# Data lines start
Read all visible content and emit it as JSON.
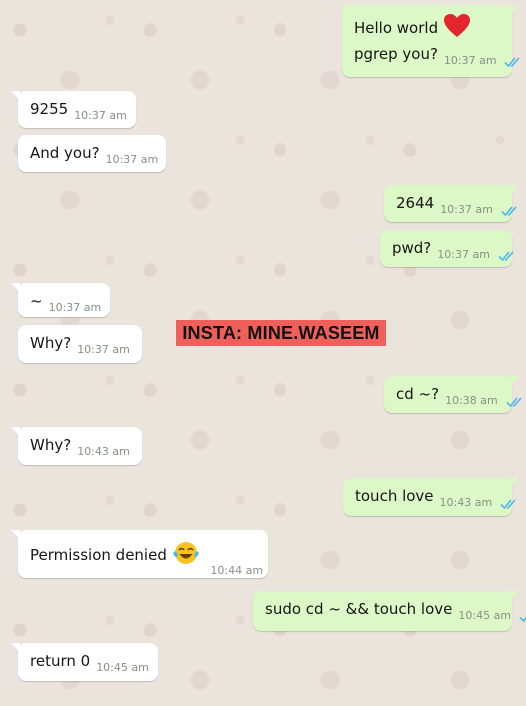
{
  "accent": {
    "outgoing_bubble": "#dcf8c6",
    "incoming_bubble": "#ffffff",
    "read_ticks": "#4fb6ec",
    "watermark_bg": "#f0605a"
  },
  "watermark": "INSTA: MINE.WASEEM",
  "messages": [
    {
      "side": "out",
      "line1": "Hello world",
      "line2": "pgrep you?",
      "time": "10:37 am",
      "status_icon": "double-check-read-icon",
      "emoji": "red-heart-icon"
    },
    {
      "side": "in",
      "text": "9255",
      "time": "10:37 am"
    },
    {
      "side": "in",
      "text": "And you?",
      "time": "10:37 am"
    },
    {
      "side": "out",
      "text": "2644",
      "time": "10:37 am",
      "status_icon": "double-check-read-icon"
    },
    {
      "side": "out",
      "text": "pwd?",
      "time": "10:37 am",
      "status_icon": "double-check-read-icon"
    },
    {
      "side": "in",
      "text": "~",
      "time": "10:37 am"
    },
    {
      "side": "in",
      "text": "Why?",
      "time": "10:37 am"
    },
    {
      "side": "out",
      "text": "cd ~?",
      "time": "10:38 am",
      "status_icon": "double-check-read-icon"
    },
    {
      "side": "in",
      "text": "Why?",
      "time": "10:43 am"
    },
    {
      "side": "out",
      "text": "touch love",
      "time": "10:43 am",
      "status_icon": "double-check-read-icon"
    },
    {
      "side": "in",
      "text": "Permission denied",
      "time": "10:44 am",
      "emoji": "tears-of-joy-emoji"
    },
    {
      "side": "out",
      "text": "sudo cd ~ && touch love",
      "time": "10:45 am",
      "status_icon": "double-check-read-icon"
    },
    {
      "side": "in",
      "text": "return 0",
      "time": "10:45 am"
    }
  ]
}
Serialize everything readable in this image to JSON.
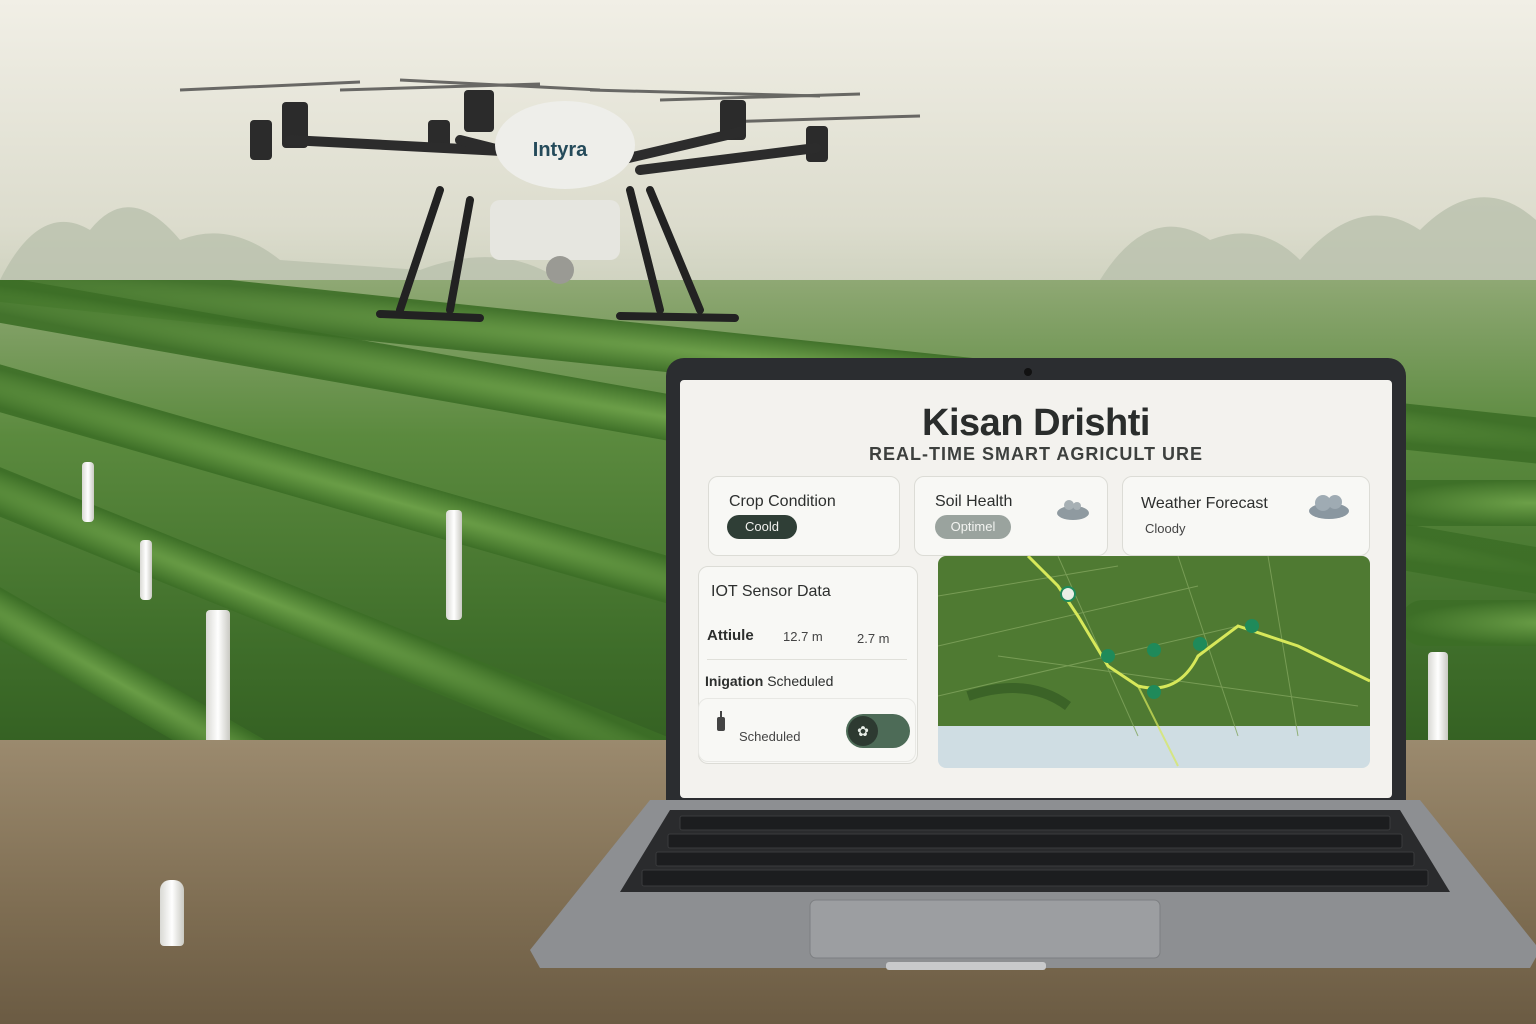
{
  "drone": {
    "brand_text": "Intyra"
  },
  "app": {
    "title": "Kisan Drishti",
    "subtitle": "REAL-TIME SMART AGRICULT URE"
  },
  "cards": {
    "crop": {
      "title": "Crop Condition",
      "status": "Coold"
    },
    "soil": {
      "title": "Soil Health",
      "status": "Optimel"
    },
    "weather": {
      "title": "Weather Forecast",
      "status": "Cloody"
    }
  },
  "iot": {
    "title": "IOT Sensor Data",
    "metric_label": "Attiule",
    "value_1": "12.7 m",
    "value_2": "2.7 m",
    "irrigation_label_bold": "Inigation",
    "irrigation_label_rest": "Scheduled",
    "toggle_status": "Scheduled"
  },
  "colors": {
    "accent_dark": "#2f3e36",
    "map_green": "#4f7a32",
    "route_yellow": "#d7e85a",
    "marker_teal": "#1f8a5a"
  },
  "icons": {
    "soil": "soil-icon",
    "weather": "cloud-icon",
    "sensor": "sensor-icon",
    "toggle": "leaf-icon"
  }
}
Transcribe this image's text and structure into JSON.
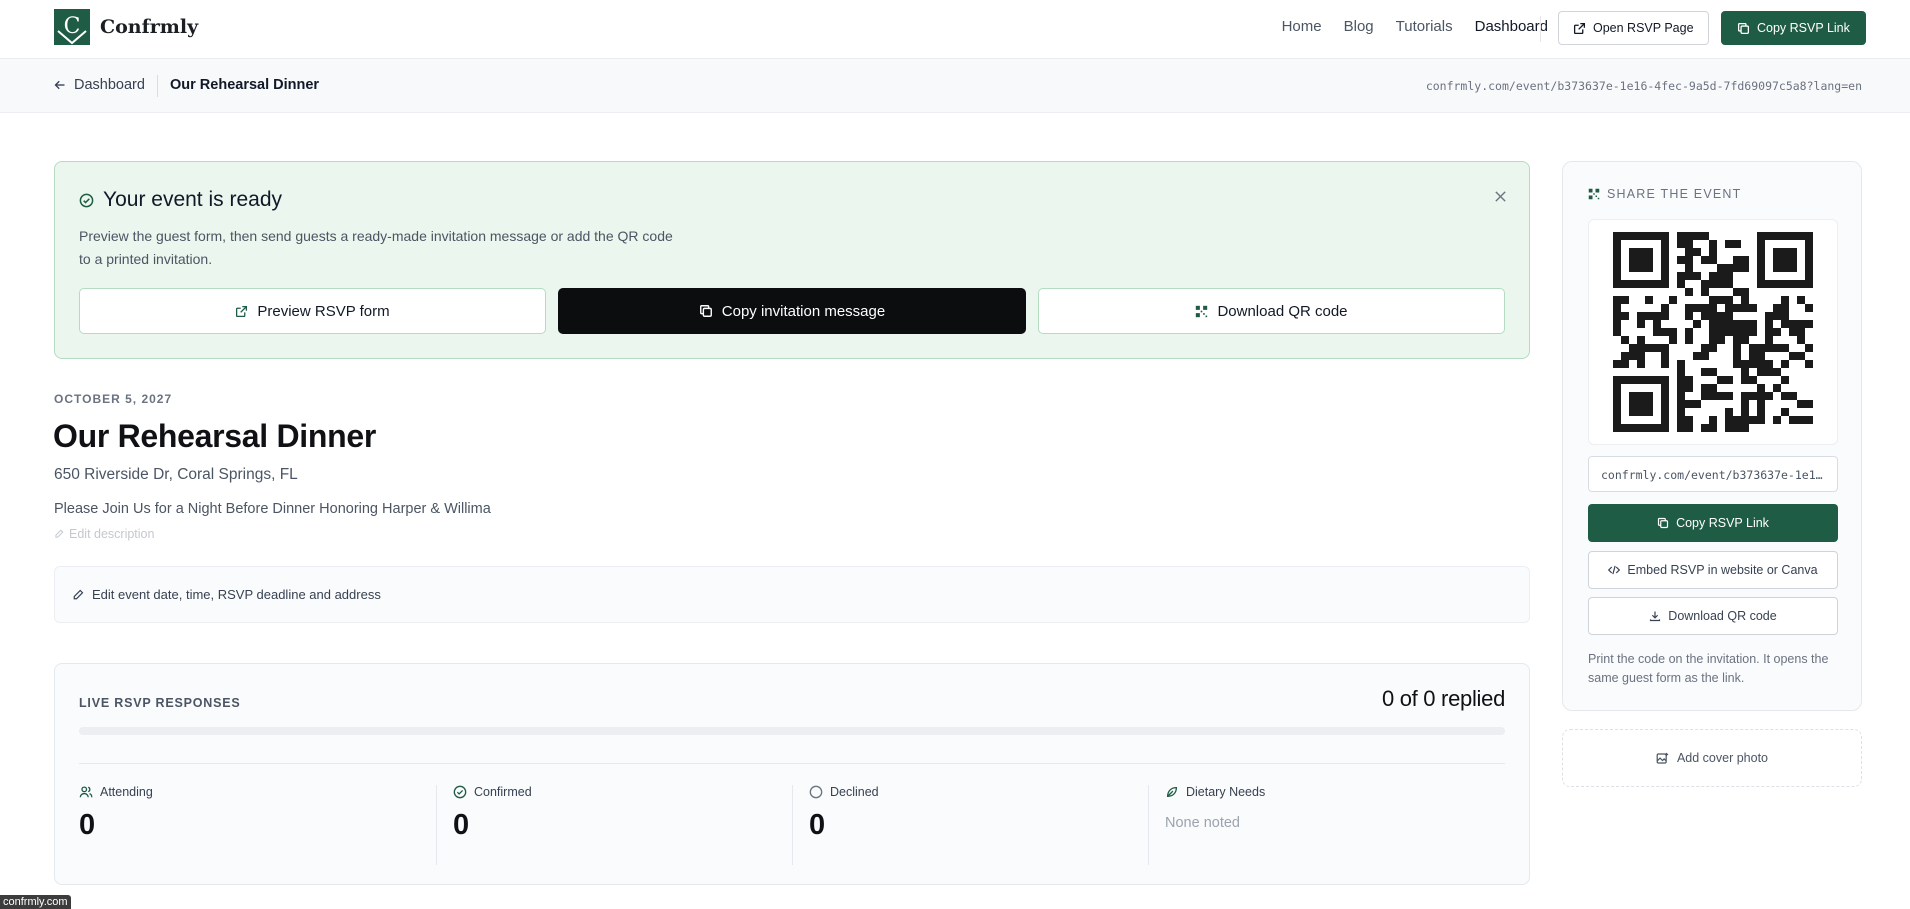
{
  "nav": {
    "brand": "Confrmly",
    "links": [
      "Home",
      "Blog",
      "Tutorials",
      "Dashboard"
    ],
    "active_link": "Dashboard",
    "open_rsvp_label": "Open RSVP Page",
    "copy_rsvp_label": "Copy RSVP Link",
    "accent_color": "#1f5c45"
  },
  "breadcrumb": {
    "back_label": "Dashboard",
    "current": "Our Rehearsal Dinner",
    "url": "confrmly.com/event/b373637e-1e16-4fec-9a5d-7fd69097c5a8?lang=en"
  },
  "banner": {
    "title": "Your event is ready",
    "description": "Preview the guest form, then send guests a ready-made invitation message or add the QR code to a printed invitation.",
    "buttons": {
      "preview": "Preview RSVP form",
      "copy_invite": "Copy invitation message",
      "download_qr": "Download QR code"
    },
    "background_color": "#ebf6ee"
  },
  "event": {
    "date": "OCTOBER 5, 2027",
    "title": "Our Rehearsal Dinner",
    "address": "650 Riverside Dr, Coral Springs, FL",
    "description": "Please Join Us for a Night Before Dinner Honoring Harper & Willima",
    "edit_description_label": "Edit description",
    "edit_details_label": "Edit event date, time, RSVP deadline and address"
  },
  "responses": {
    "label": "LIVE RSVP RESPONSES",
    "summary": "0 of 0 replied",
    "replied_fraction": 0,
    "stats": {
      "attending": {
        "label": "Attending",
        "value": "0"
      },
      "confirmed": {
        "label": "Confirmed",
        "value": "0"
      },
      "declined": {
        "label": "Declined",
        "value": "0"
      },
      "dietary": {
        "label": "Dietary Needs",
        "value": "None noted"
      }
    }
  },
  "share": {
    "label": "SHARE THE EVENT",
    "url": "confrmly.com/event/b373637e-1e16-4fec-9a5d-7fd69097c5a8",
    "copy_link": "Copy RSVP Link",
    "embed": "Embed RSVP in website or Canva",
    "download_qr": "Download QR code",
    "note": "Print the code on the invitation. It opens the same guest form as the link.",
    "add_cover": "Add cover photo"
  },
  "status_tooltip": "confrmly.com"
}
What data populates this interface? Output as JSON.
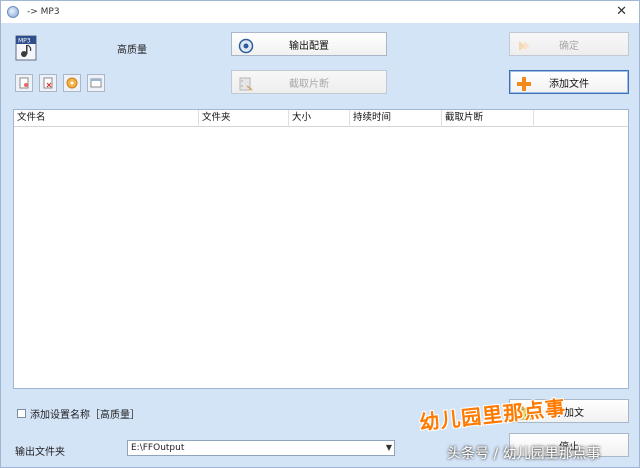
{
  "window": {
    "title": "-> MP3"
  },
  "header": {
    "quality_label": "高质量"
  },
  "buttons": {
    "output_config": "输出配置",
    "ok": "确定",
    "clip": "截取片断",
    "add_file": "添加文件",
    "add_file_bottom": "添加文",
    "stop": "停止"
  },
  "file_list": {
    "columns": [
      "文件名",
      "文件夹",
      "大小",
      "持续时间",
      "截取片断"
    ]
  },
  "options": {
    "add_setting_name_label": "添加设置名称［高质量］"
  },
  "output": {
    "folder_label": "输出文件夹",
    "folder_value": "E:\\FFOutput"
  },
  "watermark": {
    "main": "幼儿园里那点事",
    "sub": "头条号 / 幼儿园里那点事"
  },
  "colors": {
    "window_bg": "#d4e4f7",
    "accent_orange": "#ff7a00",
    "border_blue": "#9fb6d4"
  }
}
# Data lines end
Task details »
Copy out all the data exactly; skip the pictures.

Solution »
Read all visible content and emit it as JSON.
{
  "accent": {
    "outgoing_bubble": "#dcf8c6",
    "incoming_bubble": "#ffffff",
    "read_ticks": "#4fb6ec",
    "watermark_bg": "#f0605a"
  },
  "watermark": "INSTA: MINE.WASEEM",
  "messages": [
    {
      "side": "out",
      "line1": "Hello world",
      "line2": "pgrep you?",
      "time": "10:37 am",
      "status_icon": "double-check-read-icon",
      "emoji": "red-heart-icon"
    },
    {
      "side": "in",
      "text": "9255",
      "time": "10:37 am"
    },
    {
      "side": "in",
      "text": "And you?",
      "time": "10:37 am"
    },
    {
      "side": "out",
      "text": "2644",
      "time": "10:37 am",
      "status_icon": "double-check-read-icon"
    },
    {
      "side": "out",
      "text": "pwd?",
      "time": "10:37 am",
      "status_icon": "double-check-read-icon"
    },
    {
      "side": "in",
      "text": "~",
      "time": "10:37 am"
    },
    {
      "side": "in",
      "text": "Why?",
      "time": "10:37 am"
    },
    {
      "side": "out",
      "text": "cd ~?",
      "time": "10:38 am",
      "status_icon": "double-check-read-icon"
    },
    {
      "side": "in",
      "text": "Why?",
      "time": "10:43 am"
    },
    {
      "side": "out",
      "text": "touch love",
      "time": "10:43 am",
      "status_icon": "double-check-read-icon"
    },
    {
      "side": "in",
      "text": "Permission denied",
      "time": "10:44 am",
      "emoji": "tears-of-joy-emoji"
    },
    {
      "side": "out",
      "text": "sudo cd ~ && touch love",
      "time": "10:45 am",
      "status_icon": "double-check-read-icon"
    },
    {
      "side": "in",
      "text": "return 0",
      "time": "10:45 am"
    }
  ]
}
Serialize everything readable in this image to JSON.
{
  "drone": {
    "brand_text": "Intyra"
  },
  "app": {
    "title": "Kisan Drishti",
    "subtitle": "REAL-TIME SMART AGRICULT URE"
  },
  "cards": {
    "crop": {
      "title": "Crop Condition",
      "status": "Coold"
    },
    "soil": {
      "title": "Soil Health",
      "status": "Optimel"
    },
    "weather": {
      "title": "Weather Forecast",
      "status": "Cloody"
    }
  },
  "iot": {
    "title": "IOT Sensor Data",
    "metric_label": "Attiule",
    "value_1": "12.7 m",
    "value_2": "2.7 m",
    "irrigation_label_bold": "Inigation",
    "irrigation_label_rest": "Scheduled",
    "toggle_status": "Scheduled"
  },
  "colors": {
    "accent_dark": "#2f3e36",
    "map_green": "#4f7a32",
    "route_yellow": "#d7e85a",
    "marker_teal": "#1f8a5a"
  },
  "icons": {
    "soil": "soil-icon",
    "weather": "cloud-icon",
    "sensor": "sensor-icon",
    "toggle": "leaf-icon"
  }
}
Transcribe this image's text and structure into JSON.
{
  "nav": {
    "brand": "Confrmly",
    "links": [
      "Home",
      "Blog",
      "Tutorials",
      "Dashboard"
    ],
    "active_link": "Dashboard",
    "open_rsvp_label": "Open RSVP Page",
    "copy_rsvp_label": "Copy RSVP Link",
    "accent_color": "#1f5c45"
  },
  "breadcrumb": {
    "back_label": "Dashboard",
    "current": "Our Rehearsal Dinner",
    "url": "confrmly.com/event/b373637e-1e16-4fec-9a5d-7fd69097c5a8?lang=en"
  },
  "banner": {
    "title": "Your event is ready",
    "description": "Preview the guest form, then send guests a ready-made invitation message or add the QR code to a printed invitation.",
    "buttons": {
      "preview": "Preview RSVP form",
      "copy_invite": "Copy invitation message",
      "download_qr": "Download QR code"
    },
    "background_color": "#ebf6ee"
  },
  "event": {
    "date": "OCTOBER 5, 2027",
    "title": "Our Rehearsal Dinner",
    "address": "650 Riverside Dr, Coral Springs, FL",
    "description": "Please Join Us for a Night Before Dinner Honoring Harper & Willima",
    "edit_description_label": "Edit description",
    "edit_details_label": "Edit event date, time, RSVP deadline and address"
  },
  "responses": {
    "label": "LIVE RSVP RESPONSES",
    "summary": "0 of 0 replied",
    "replied_fraction": 0,
    "stats": {
      "attending": {
        "label": "Attending",
        "value": "0"
      },
      "confirmed": {
        "label": "Confirmed",
        "value": "0"
      },
      "declined": {
        "label": "Declined",
        "value": "0"
      },
      "dietary": {
        "label": "Dietary Needs",
        "value": "None noted"
      }
    }
  },
  "share": {
    "label": "SHARE THE EVENT",
    "url": "confrmly.com/event/b373637e-1e16-4fec-9a5d-7fd69097c5a8",
    "copy_link": "Copy RSVP Link",
    "embed": "Embed RSVP in website or Canva",
    "download_qr": "Download QR code",
    "note": "Print the code on the invitation. It opens the same guest form as the link.",
    "add_cover": "Add cover photo"
  },
  "status_tooltip": "confrmly.com"
}
What data populates this interface? Output as JSON.
{
  "window": {
    "title": "-> MP3"
  },
  "header": {
    "quality_label": "高质量"
  },
  "buttons": {
    "output_config": "输出配置",
    "ok": "确定",
    "clip": "截取片断",
    "add_file": "添加文件",
    "add_file_bottom": "添加文",
    "stop": "停止"
  },
  "file_list": {
    "columns": [
      "文件名",
      "文件夹",
      "大小",
      "持续时间",
      "截取片断"
    ]
  },
  "options": {
    "add_setting_name_label": "添加设置名称［高质量］"
  },
  "output": {
    "folder_label": "输出文件夹",
    "folder_value": "E:\\FFOutput"
  },
  "watermark": {
    "main": "幼儿园里那点事",
    "sub": "头条号 / 幼儿园里那点事"
  },
  "colors": {
    "window_bg": "#d4e4f7",
    "accent_orange": "#ff7a00",
    "border_blue": "#9fb6d4"
  }
}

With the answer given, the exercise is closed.